═══ DATASET RECORDS

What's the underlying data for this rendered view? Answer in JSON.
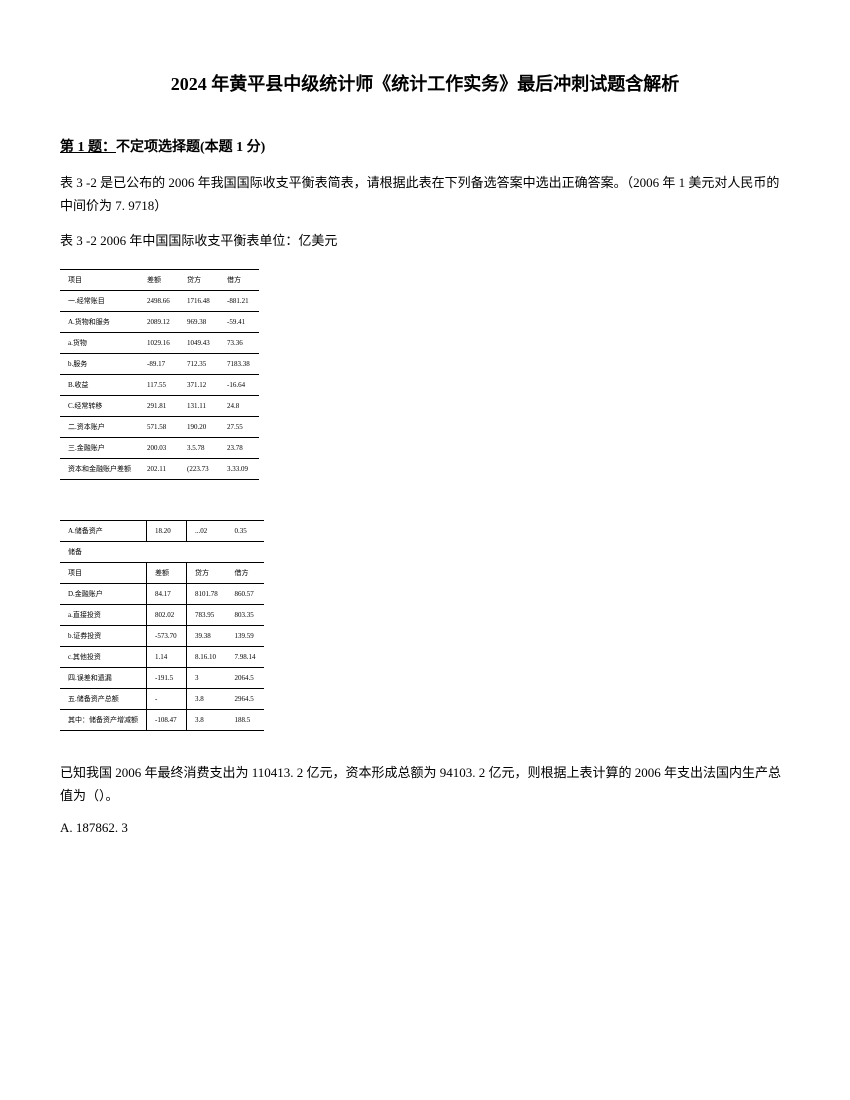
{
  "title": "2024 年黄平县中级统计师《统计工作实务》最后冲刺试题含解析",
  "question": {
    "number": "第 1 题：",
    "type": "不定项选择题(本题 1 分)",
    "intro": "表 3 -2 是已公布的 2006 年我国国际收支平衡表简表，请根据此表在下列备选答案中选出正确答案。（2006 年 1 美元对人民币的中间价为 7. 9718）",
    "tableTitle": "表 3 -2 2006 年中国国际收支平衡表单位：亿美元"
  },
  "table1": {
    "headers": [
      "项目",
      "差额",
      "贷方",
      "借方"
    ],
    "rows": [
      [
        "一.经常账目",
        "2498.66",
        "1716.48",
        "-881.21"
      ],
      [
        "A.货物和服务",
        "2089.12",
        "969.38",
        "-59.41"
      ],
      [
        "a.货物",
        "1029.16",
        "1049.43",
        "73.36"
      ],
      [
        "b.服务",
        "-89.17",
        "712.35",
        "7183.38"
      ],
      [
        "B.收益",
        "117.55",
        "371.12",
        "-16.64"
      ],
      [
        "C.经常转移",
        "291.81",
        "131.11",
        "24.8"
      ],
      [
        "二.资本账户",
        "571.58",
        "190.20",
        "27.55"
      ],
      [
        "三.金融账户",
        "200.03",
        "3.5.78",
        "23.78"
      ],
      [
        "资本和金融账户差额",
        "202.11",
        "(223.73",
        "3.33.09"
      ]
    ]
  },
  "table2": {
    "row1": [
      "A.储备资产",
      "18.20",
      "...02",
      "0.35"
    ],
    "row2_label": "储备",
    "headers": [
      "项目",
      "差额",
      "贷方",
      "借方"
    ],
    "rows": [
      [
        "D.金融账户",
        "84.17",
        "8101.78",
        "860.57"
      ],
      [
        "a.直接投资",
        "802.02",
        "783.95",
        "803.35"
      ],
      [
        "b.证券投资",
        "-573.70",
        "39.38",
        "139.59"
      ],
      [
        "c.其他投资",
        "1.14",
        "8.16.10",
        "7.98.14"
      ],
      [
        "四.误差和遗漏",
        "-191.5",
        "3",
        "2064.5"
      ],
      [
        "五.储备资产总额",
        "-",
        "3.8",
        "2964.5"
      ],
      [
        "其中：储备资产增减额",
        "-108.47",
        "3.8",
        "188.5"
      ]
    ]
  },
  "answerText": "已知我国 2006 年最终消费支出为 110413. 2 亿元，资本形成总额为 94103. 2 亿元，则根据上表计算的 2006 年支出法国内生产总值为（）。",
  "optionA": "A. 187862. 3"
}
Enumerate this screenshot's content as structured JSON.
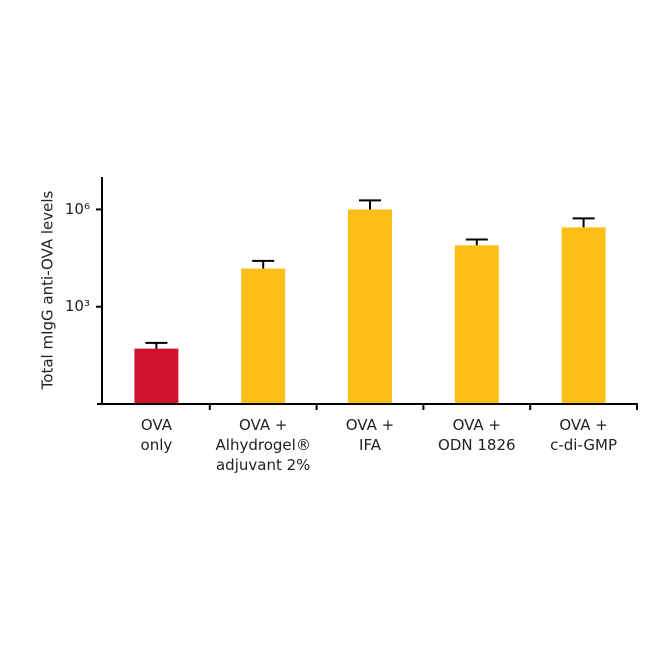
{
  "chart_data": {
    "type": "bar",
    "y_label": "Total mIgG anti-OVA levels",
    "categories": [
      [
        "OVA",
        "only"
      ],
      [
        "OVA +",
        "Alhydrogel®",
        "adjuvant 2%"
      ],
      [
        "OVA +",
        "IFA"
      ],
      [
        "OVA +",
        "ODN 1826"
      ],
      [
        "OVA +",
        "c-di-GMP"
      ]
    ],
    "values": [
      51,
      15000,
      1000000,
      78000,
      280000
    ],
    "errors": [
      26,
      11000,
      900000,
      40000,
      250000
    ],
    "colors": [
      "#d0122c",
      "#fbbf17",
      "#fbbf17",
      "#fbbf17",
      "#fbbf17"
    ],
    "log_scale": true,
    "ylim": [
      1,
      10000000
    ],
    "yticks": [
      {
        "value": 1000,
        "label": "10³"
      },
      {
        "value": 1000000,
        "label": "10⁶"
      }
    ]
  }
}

══════

* GOAL
Pictures in the records must not appear in the copy; transcribe everything else precisely.

* RESPONSE TO THE TASK
What's the underlying data for this rendered view? Answer in JSON.
{
  "title": "2024 年黄平县中级统计师《统计工作实务》最后冲刺试题含解析",
  "question": {
    "number": "第 1 题：",
    "type": "不定项选择题(本题 1 分)",
    "intro": "表 3 -2 是已公布的 2006 年我国国际收支平衡表简表，请根据此表在下列备选答案中选出正确答案。（2006 年 1 美元对人民币的中间价为 7. 9718）",
    "tableTitle": "表 3 -2 2006 年中国国际收支平衡表单位：亿美元"
  },
  "table1": {
    "headers": [
      "项目",
      "差额",
      "贷方",
      "借方"
    ],
    "rows": [
      [
        "一.经常账目",
        "2498.66",
        "1716.48",
        "-881.21"
      ],
      [
        "A.货物和服务",
        "2089.12",
        "969.38",
        "-59.41"
      ],
      [
        "a.货物",
        "1029.16",
        "1049.43",
        "73.36"
      ],
      [
        "b.服务",
        "-89.17",
        "712.35",
        "7183.38"
      ],
      [
        "B.收益",
        "117.55",
        "371.12",
        "-16.64"
      ],
      [
        "C.经常转移",
        "291.81",
        "131.11",
        "24.8"
      ],
      [
        "二.资本账户",
        "571.58",
        "190.20",
        "27.55"
      ],
      [
        "三.金融账户",
        "200.03",
        "3.5.78",
        "23.78"
      ],
      [
        "资本和金融账户差额",
        "202.11",
        "(223.73",
        "3.33.09"
      ]
    ]
  },
  "table2": {
    "row1": [
      "A.储备资产",
      "18.20",
      "...02",
      "0.35"
    ],
    "row2_label": "储备",
    "headers": [
      "项目",
      "差额",
      "贷方",
      "借方"
    ],
    "rows": [
      [
        "D.金融账户",
        "84.17",
        "8101.78",
        "860.57"
      ],
      [
        "a.直接投资",
        "802.02",
        "783.95",
        "803.35"
      ],
      [
        "b.证券投资",
        "-573.70",
        "39.38",
        "139.59"
      ],
      [
        "c.其他投资",
        "1.14",
        "8.16.10",
        "7.98.14"
      ],
      [
        "四.误差和遗漏",
        "-191.5",
        "3",
        "2064.5"
      ],
      [
        "五.储备资产总额",
        "-",
        "3.8",
        "2964.5"
      ],
      [
        "其中：储备资产增减额",
        "-108.47",
        "3.8",
        "188.5"
      ]
    ]
  },
  "answerText": "已知我国 2006 年最终消费支出为 110413. 2 亿元，资本形成总额为 94103. 2 亿元，则根据上表计算的 2006 年支出法国内生产总值为（）。",
  "optionA": "A. 187862. 3"
}
Enumerate this screenshot's content as structured JSON.
{
  "chart_data": {
    "type": "bar",
    "y_label": "Total mIgG anti-OVA levels",
    "categories": [
      [
        "OVA",
        "only"
      ],
      [
        "OVA +",
        "Alhydrogel®",
        "adjuvant 2%"
      ],
      [
        "OVA +",
        "IFA"
      ],
      [
        "OVA +",
        "ODN 1826"
      ],
      [
        "OVA +",
        "c-di-GMP"
      ]
    ],
    "values": [
      51,
      15000,
      1000000,
      78000,
      280000
    ],
    "errors": [
      26,
      11000,
      900000,
      40000,
      250000
    ],
    "colors": [
      "#d0122c",
      "#fbbf17",
      "#fbbf17",
      "#fbbf17",
      "#fbbf17"
    ],
    "log_scale": true,
    "ylim": [
      1,
      10000000
    ],
    "yticks": [
      {
        "value": 1000,
        "label": "10³"
      },
      {
        "value": 1000000,
        "label": "10⁶"
      }
    ]
  }
}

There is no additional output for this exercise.